PROVIDED ENTRIES:
▬▬▬▬▬▬
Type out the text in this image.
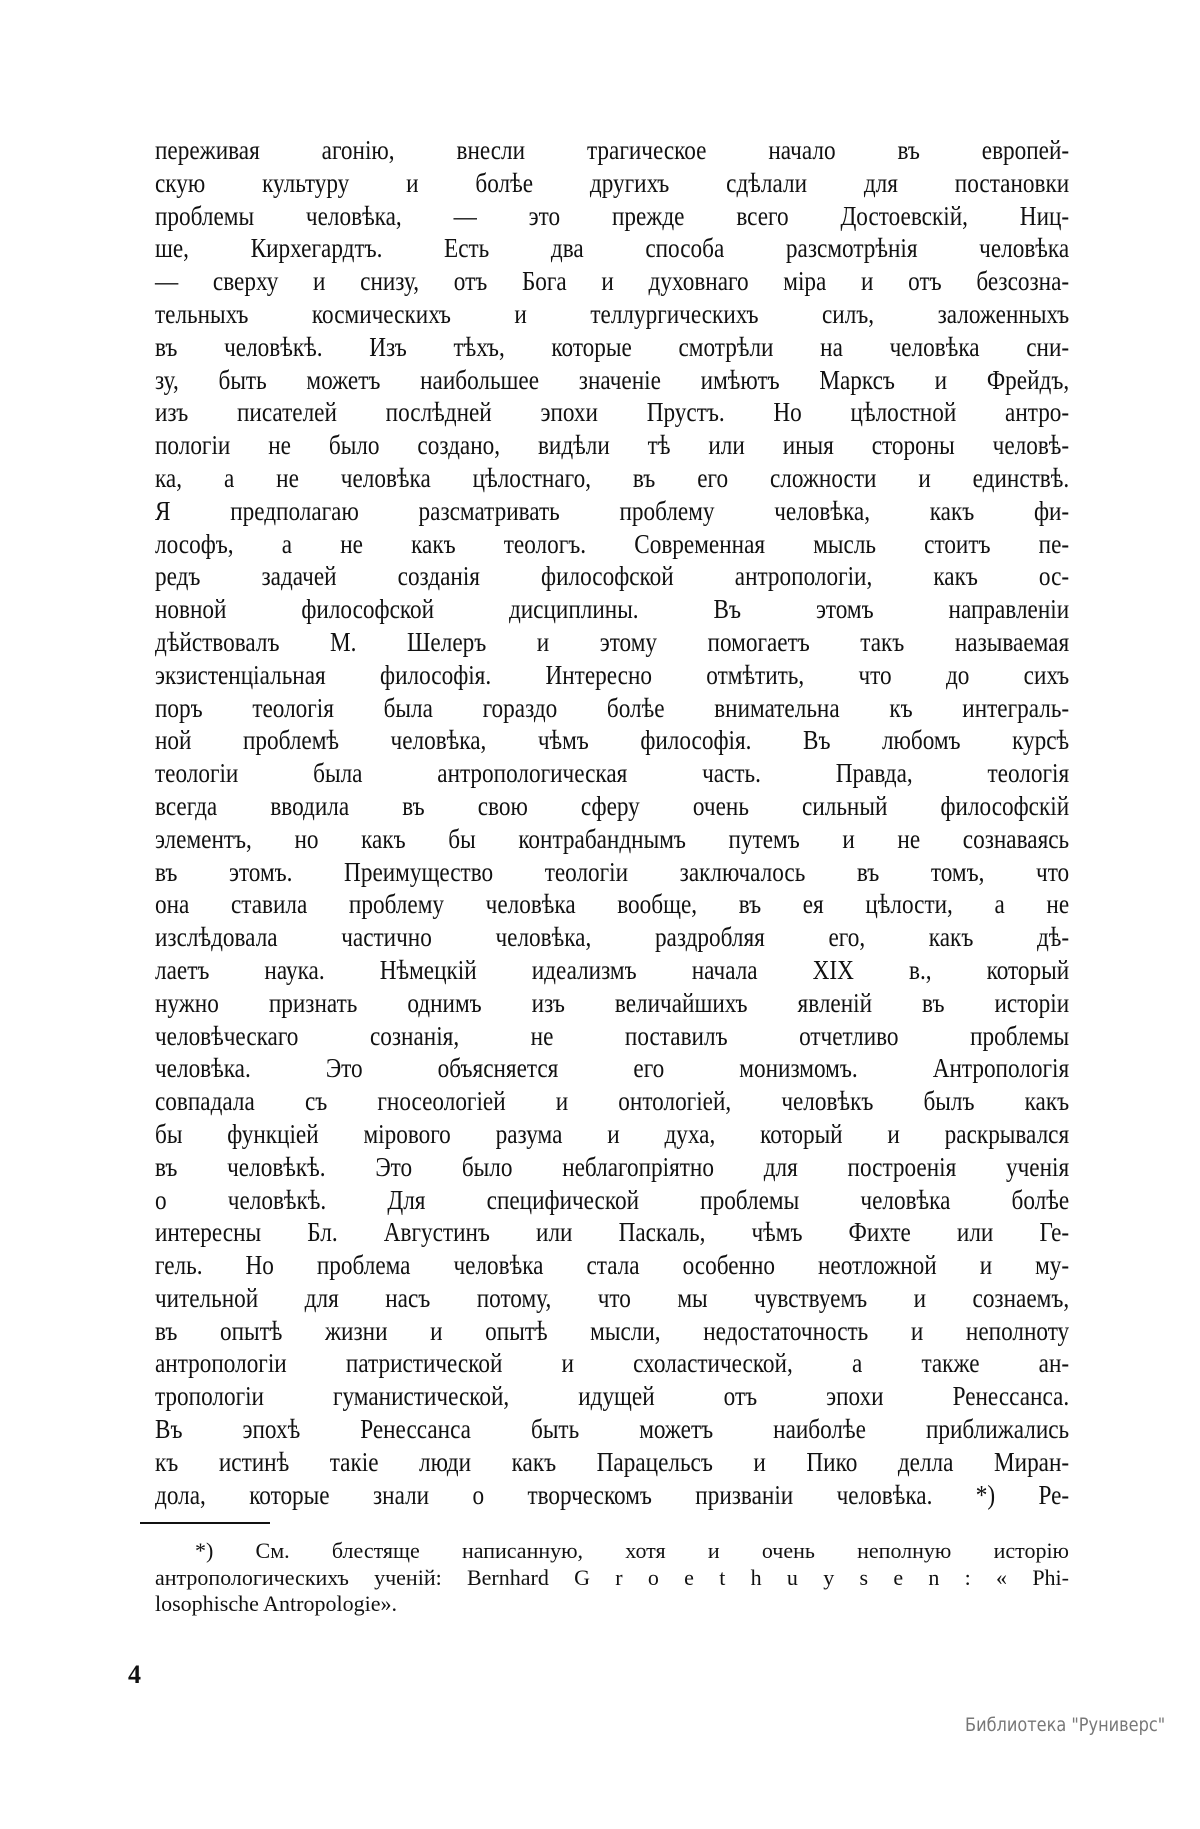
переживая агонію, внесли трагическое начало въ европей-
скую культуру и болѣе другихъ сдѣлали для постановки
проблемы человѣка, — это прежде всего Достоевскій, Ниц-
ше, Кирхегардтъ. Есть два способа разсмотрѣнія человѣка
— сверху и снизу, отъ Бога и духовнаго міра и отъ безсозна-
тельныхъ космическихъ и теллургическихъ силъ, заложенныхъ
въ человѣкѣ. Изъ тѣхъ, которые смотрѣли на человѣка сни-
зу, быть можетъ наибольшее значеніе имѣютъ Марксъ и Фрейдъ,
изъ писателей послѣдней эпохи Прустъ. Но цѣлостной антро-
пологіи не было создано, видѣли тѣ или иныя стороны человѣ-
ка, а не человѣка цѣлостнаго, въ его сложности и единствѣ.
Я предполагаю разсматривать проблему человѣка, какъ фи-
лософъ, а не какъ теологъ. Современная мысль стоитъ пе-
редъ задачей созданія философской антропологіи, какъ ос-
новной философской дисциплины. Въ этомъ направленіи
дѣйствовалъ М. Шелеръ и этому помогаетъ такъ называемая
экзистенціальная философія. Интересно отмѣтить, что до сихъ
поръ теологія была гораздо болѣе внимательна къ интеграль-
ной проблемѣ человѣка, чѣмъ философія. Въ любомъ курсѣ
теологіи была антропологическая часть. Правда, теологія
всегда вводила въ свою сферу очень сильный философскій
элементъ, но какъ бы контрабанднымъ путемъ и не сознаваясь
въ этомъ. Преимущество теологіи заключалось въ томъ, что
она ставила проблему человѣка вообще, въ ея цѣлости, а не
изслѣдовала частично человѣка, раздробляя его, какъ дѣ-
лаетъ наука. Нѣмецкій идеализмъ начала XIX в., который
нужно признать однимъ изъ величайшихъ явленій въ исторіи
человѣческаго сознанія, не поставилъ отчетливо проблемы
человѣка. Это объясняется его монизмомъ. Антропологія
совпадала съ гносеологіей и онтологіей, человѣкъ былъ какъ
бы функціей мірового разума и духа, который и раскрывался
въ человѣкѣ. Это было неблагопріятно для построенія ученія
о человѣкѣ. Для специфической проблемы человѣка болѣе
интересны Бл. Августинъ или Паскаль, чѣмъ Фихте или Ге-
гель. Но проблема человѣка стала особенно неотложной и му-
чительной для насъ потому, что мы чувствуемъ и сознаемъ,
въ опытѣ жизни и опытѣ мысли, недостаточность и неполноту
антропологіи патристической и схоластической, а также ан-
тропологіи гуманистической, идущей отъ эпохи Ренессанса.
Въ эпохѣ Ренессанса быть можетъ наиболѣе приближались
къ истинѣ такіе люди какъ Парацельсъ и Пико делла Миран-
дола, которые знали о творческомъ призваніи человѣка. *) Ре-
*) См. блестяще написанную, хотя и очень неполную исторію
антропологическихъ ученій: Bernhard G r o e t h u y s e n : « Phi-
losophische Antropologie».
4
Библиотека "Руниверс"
▬▬▬▬▬▬
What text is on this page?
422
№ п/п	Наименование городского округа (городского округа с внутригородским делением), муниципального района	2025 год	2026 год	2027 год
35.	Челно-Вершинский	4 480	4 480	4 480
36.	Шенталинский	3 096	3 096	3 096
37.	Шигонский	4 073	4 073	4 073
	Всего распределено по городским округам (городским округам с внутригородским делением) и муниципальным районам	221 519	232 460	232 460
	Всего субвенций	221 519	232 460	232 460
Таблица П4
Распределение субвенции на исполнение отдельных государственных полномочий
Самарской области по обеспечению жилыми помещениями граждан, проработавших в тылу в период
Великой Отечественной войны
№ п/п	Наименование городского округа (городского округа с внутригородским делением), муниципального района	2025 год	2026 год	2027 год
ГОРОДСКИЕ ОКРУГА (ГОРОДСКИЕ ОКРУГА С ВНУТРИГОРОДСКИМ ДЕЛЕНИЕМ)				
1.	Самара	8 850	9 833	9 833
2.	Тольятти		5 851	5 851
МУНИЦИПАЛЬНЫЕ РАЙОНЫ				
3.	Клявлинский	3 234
▬▬▬▬▬▬
WHAT YOU HAVE TO DO: The answer is a single number: how many lines include the word "text"?

FINAL RESULT: 2